## PROVIDED INFORMATION
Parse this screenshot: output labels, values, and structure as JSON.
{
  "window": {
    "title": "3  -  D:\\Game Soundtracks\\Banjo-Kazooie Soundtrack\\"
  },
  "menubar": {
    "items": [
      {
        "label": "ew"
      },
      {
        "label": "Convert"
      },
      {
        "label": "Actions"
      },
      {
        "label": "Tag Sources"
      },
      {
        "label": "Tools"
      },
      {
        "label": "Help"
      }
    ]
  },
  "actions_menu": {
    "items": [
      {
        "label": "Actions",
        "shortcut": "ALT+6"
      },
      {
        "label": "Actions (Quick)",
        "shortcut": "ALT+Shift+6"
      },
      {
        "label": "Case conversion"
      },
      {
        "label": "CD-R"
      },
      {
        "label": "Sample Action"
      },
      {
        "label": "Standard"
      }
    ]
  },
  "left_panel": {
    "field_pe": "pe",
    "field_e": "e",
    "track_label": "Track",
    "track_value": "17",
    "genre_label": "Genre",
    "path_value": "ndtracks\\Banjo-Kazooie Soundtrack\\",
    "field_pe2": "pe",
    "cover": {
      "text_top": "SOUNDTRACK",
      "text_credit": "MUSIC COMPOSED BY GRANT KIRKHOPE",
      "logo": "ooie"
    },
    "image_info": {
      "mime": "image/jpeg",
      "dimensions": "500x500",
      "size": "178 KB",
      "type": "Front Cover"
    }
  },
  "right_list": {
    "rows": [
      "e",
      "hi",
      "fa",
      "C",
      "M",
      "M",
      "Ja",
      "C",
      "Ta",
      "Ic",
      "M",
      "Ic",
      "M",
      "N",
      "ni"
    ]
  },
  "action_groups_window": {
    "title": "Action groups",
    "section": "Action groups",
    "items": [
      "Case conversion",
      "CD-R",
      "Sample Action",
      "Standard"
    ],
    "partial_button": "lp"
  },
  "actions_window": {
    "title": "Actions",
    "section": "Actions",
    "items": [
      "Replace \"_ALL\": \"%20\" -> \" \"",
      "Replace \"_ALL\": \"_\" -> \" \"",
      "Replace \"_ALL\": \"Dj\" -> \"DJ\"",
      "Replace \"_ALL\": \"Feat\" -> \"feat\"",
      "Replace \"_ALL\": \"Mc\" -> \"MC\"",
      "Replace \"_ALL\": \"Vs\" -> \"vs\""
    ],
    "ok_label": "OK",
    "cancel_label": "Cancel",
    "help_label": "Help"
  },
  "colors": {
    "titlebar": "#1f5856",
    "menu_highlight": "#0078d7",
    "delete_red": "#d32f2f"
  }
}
==
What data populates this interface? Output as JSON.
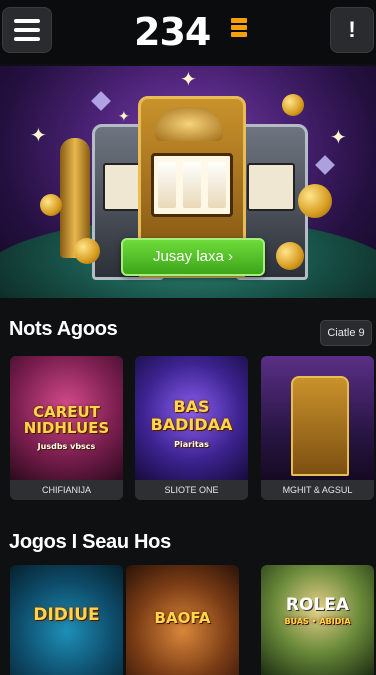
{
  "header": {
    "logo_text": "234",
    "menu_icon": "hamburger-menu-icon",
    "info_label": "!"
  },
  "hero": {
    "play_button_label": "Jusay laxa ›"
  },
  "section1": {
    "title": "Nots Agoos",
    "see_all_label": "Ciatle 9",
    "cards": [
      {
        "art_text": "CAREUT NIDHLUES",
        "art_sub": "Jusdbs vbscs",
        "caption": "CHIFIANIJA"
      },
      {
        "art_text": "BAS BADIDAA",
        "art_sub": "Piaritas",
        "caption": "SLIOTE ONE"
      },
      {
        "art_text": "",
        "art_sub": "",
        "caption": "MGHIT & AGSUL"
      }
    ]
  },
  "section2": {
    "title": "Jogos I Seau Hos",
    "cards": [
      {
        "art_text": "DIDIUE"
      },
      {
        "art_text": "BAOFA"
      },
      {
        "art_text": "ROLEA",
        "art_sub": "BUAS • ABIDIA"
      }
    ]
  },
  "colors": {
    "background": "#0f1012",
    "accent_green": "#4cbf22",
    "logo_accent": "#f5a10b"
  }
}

## JOB
Gather every line from the listing above in which "caption" appears, and copy those lines.

## FULL OUTPUT
        "caption": "CHIFIANIJA"
        "caption": "SLIOTE ONE"
        "caption": "MGHIT & AGSUL"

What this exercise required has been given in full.